> **Data to use**:
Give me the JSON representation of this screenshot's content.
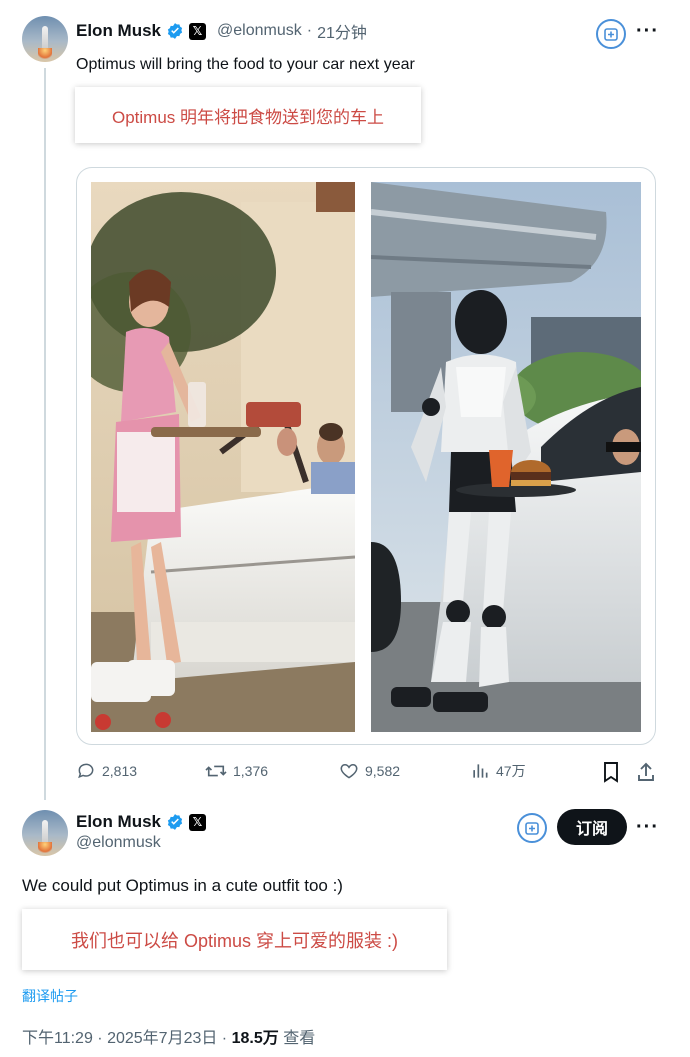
{
  "tweet1": {
    "author_name": "Elon Musk",
    "handle": "@elonmusk",
    "time": "21分钟",
    "text": "Optimus will bring the food to your car next year",
    "translation": "Optimus 明年将把食物送到您的车上",
    "actions": {
      "replies": "2,813",
      "retweets": "1,376",
      "likes": "9,582",
      "views": "47万"
    }
  },
  "tweet2": {
    "author_name": "Elon Musk",
    "handle": "@elonmusk",
    "subscribe_label": "订阅",
    "text": "We could put Optimus in a cute outfit too :)",
    "translation": "我们也可以给 Optimus 穿上可爱的服装 :)",
    "translate_link": "翻译帖子",
    "timestamp": "下午11:29 · 2025年7月23日 · ",
    "view_count": "18.5万",
    "views_label": " 查看"
  },
  "colors": {
    "accent_blue": "#1d9bf0",
    "translation_red": "#cc4b45",
    "text_primary": "#0f1419",
    "text_secondary": "#536471"
  }
}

> **Problem requirements**: All records should be output exactly, with the pictures left out.

> **Written reply**:
Give me the JSON representation of this screenshot's content.
{
  "tweet1": {
    "author_name": "Elon Musk",
    "handle": "@elonmusk",
    "time": "21分钟",
    "text": "Optimus will bring the food to your car next year",
    "translation": "Optimus 明年将把食物送到您的车上",
    "actions": {
      "replies": "2,813",
      "retweets": "1,376",
      "likes": "9,582",
      "views": "47万"
    }
  },
  "tweet2": {
    "author_name": "Elon Musk",
    "handle": "@elonmusk",
    "subscribe_label": "订阅",
    "text": "We could put Optimus in a cute outfit too :)",
    "translation": "我们也可以给 Optimus 穿上可爱的服装 :)",
    "translate_link": "翻译帖子",
    "timestamp": "下午11:29 · 2025年7月23日 · ",
    "view_count": "18.5万",
    "views_label": " 查看"
  },
  "colors": {
    "accent_blue": "#1d9bf0",
    "translation_red": "#cc4b45",
    "text_primary": "#0f1419",
    "text_secondary": "#536471"
  }
}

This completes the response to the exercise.